- CHALLENGE:
Quote the whole listing exactly. Leave the pictures out of your copy.

- THE RECORDS:
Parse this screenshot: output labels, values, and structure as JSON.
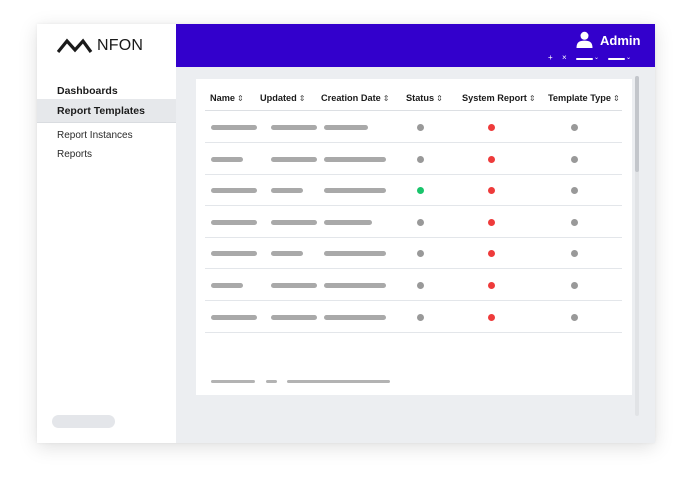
{
  "brand": {
    "name": "NFON",
    "logo_icon": "nfon-logo-mark"
  },
  "header": {
    "user_name": "Admin",
    "user_icon": "user-icon",
    "background": "#3300CC",
    "plus": "+",
    "close": "×"
  },
  "sidebar": {
    "heading": "Dashboards",
    "active_item": "Report Templates",
    "items": [
      {
        "label": "Report Instances"
      },
      {
        "label": "Reports"
      }
    ]
  },
  "table": {
    "columns": [
      {
        "label": "Name"
      },
      {
        "label": "Updated"
      },
      {
        "label": "Creation Date"
      },
      {
        "label": "Status"
      },
      {
        "label": "System Report"
      },
      {
        "label": "Template Type"
      }
    ],
    "sort_glyph": "⇕",
    "rows": [
      {
        "status": "gray",
        "system_report": "red",
        "template_type": "gray"
      },
      {
        "status": "gray",
        "system_report": "red",
        "template_type": "gray"
      },
      {
        "status": "green",
        "system_report": "red",
        "template_type": "gray"
      },
      {
        "status": "gray",
        "system_report": "red",
        "template_type": "gray"
      },
      {
        "status": "gray",
        "system_report": "red",
        "template_type": "gray"
      },
      {
        "status": "gray",
        "system_report": "red",
        "template_type": "gray"
      },
      {
        "status": "gray",
        "system_report": "red",
        "template_type": "gray"
      }
    ]
  },
  "colors": {
    "gray": "#999999",
    "red": "#ee3b3b",
    "green": "#19c46b",
    "accent": "#3300CC"
  }
}
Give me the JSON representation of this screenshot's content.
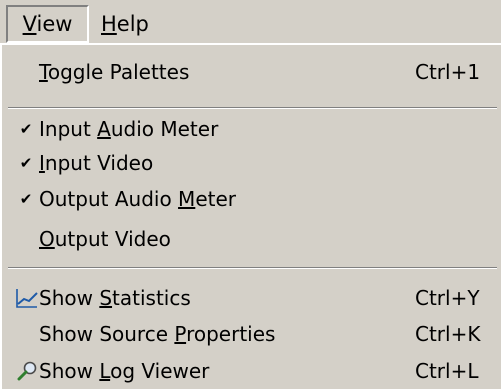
{
  "menubar": {
    "view": {
      "pre": "",
      "mn": "V",
      "post": "iew"
    },
    "help": {
      "pre": "",
      "mn": "H",
      "post": "elp"
    }
  },
  "menu": {
    "toggle_palettes": {
      "pre": "",
      "mn": "T",
      "post": "oggle Palettes",
      "shortcut": "Ctrl+1"
    },
    "input_audio_meter": {
      "pre": "Input ",
      "mn": "A",
      "post": "udio Meter",
      "checked": true
    },
    "input_video": {
      "pre": "",
      "mn": "I",
      "post": "nput Video",
      "checked": true
    },
    "output_audio_meter": {
      "pre": "Output Audio ",
      "mn": "M",
      "post": "eter",
      "checked": true
    },
    "output_video": {
      "pre": "",
      "mn": "O",
      "post": "utput Video",
      "checked": false
    },
    "show_statistics": {
      "pre": "Show ",
      "mn": "S",
      "post": "tatistics",
      "shortcut": "Ctrl+Y",
      "icon": "statistics-chart-icon"
    },
    "show_source_properties": {
      "pre": "Show Source ",
      "mn": "P",
      "post": "roperties",
      "shortcut": "Ctrl+K"
    },
    "show_log_viewer": {
      "pre": "Show ",
      "mn": "L",
      "post": "og Viewer",
      "shortcut": "Ctrl+L",
      "icon": "magnifier-icon"
    },
    "check_glyph": "✔"
  },
  "colors": {
    "menu_background": "#d4d0c8",
    "chart_line": "#1e5aa8",
    "magnifier_handle": "#2f7f2f"
  }
}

- WRITTEN ANSWER:
Parse this screenshot: output labels, values, and structure as JSON.
{
  "brand": {
    "name": "NFON",
    "logo_icon": "nfon-logo-mark"
  },
  "header": {
    "user_name": "Admin",
    "user_icon": "user-icon",
    "background": "#3300CC",
    "plus": "+",
    "close": "×"
  },
  "sidebar": {
    "heading": "Dashboards",
    "active_item": "Report Templates",
    "items": [
      {
        "label": "Report Instances"
      },
      {
        "label": "Reports"
      }
    ]
  },
  "table": {
    "columns": [
      {
        "label": "Name"
      },
      {
        "label": "Updated"
      },
      {
        "label": "Creation Date"
      },
      {
        "label": "Status"
      },
      {
        "label": "System Report"
      },
      {
        "label": "Template Type"
      }
    ],
    "sort_glyph": "⇕",
    "rows": [
      {
        "status": "gray",
        "system_report": "red",
        "template_type": "gray"
      },
      {
        "status": "gray",
        "system_report": "red",
        "template_type": "gray"
      },
      {
        "status": "green",
        "system_report": "red",
        "template_type": "gray"
      },
      {
        "status": "gray",
        "system_report": "red",
        "template_type": "gray"
      },
      {
        "status": "gray",
        "system_report": "red",
        "template_type": "gray"
      },
      {
        "status": "gray",
        "system_report": "red",
        "template_type": "gray"
      },
      {
        "status": "gray",
        "system_report": "red",
        "template_type": "gray"
      }
    ]
  },
  "colors": {
    "gray": "#999999",
    "red": "#ee3b3b",
    "green": "#19c46b",
    "accent": "#3300CC"
  }
}
Give me the JSON representation of this screenshot's content.
{
  "menubar": {
    "view": {
      "pre": "",
      "mn": "V",
      "post": "iew"
    },
    "help": {
      "pre": "",
      "mn": "H",
      "post": "elp"
    }
  },
  "menu": {
    "toggle_palettes": {
      "pre": "",
      "mn": "T",
      "post": "oggle Palettes",
      "shortcut": "Ctrl+1"
    },
    "input_audio_meter": {
      "pre": "Input ",
      "mn": "A",
      "post": "udio Meter",
      "checked": true
    },
    "input_video": {
      "pre": "",
      "mn": "I",
      "post": "nput Video",
      "checked": true
    },
    "output_audio_meter": {
      "pre": "Output Audio ",
      "mn": "M",
      "post": "eter",
      "checked": true
    },
    "output_video": {
      "pre": "",
      "mn": "O",
      "post": "utput Video",
      "checked": false
    },
    "show_statistics": {
      "pre": "Show ",
      "mn": "S",
      "post": "tatistics",
      "shortcut": "Ctrl+Y",
      "icon": "statistics-chart-icon"
    },
    "show_source_properties": {
      "pre": "Show Source ",
      "mn": "P",
      "post": "roperties",
      "shortcut": "Ctrl+K"
    },
    "show_log_viewer": {
      "pre": "Show ",
      "mn": "L",
      "post": "og Viewer",
      "shortcut": "Ctrl+L",
      "icon": "magnifier-icon"
    },
    "check_glyph": "✔"
  },
  "colors": {
    "menu_background": "#d4d0c8",
    "chart_line": "#1e5aa8",
    "magnifier_handle": "#2f7f2f"
  }
}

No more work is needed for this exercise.